───── Data in this exercise

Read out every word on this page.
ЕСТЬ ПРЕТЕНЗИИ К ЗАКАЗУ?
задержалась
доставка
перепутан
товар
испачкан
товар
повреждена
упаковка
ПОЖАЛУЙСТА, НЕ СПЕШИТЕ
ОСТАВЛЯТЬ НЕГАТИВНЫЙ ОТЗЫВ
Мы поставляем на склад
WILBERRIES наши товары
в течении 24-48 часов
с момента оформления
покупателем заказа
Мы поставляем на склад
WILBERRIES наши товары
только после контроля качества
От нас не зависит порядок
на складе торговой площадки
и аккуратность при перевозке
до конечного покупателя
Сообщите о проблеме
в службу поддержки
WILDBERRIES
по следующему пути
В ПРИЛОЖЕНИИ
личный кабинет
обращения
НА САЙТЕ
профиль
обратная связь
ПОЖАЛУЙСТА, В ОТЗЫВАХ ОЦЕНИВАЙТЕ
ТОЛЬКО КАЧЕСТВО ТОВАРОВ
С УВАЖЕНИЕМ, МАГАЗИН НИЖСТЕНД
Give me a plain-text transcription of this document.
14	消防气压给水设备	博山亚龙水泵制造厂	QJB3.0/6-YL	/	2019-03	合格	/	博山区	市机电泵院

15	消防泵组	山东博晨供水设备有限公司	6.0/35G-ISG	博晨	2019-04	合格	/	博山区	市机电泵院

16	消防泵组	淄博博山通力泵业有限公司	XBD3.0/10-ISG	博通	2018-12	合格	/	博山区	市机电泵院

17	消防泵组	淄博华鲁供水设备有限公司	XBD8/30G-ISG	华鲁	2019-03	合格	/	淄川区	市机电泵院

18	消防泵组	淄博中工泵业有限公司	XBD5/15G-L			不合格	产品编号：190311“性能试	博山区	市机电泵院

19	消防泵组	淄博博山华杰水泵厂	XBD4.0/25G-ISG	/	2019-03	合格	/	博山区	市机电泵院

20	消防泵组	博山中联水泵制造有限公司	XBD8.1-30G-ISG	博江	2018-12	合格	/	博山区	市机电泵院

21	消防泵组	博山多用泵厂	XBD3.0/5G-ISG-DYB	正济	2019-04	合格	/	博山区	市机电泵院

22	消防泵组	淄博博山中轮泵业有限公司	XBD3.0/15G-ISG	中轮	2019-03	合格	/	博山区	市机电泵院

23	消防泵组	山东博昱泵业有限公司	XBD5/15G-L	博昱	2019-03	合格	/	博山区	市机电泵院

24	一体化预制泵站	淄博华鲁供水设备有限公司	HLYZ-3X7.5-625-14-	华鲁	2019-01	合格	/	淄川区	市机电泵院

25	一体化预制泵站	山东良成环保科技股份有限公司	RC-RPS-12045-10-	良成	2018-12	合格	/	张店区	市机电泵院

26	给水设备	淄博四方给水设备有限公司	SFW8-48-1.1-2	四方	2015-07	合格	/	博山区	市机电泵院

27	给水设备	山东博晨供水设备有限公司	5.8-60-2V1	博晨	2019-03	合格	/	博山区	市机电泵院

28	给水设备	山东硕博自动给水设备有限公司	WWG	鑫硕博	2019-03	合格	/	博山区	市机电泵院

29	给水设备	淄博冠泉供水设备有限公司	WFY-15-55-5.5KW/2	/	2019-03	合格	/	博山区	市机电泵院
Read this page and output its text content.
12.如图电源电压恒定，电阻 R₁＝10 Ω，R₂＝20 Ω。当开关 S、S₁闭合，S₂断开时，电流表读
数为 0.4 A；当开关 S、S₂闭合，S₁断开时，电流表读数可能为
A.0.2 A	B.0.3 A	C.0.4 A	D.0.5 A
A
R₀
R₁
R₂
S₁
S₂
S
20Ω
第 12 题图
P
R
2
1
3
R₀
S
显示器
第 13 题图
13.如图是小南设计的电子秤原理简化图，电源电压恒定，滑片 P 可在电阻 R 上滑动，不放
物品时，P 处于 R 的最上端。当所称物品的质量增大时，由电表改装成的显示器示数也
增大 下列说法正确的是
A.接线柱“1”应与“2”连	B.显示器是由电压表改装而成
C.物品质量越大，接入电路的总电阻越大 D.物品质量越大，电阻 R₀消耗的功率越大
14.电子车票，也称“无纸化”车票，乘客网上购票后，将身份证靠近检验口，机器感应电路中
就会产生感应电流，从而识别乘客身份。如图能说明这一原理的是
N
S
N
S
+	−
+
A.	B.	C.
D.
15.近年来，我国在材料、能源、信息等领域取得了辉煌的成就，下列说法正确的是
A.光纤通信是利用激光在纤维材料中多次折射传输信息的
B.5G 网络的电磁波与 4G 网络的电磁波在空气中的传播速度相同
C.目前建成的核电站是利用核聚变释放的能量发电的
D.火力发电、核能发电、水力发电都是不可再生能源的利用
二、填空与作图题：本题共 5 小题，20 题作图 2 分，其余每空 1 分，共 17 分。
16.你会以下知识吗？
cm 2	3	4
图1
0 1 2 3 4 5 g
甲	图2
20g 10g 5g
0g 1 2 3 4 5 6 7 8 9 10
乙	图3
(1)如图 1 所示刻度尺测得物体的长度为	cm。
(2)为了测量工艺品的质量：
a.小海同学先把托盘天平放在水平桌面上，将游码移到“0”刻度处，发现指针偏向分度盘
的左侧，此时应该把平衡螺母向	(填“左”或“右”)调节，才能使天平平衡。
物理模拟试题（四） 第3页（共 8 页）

──────────

◆ Exercise details
Copy all the lines above that hold the string "一体化预制泵站".

◆ Task solution
24	一体化预制泵站	淄博华鲁供水设备有限公司	HLYZ-3X7.5-625-14-	华鲁	2019-01	合格	/	淄川区	市机电泵院
25	一体化预制泵站	山东良成环保科技股份有限公司	RC-RPS-12045-10-	良成	2018-12	合格	/	张店区	市机电泵院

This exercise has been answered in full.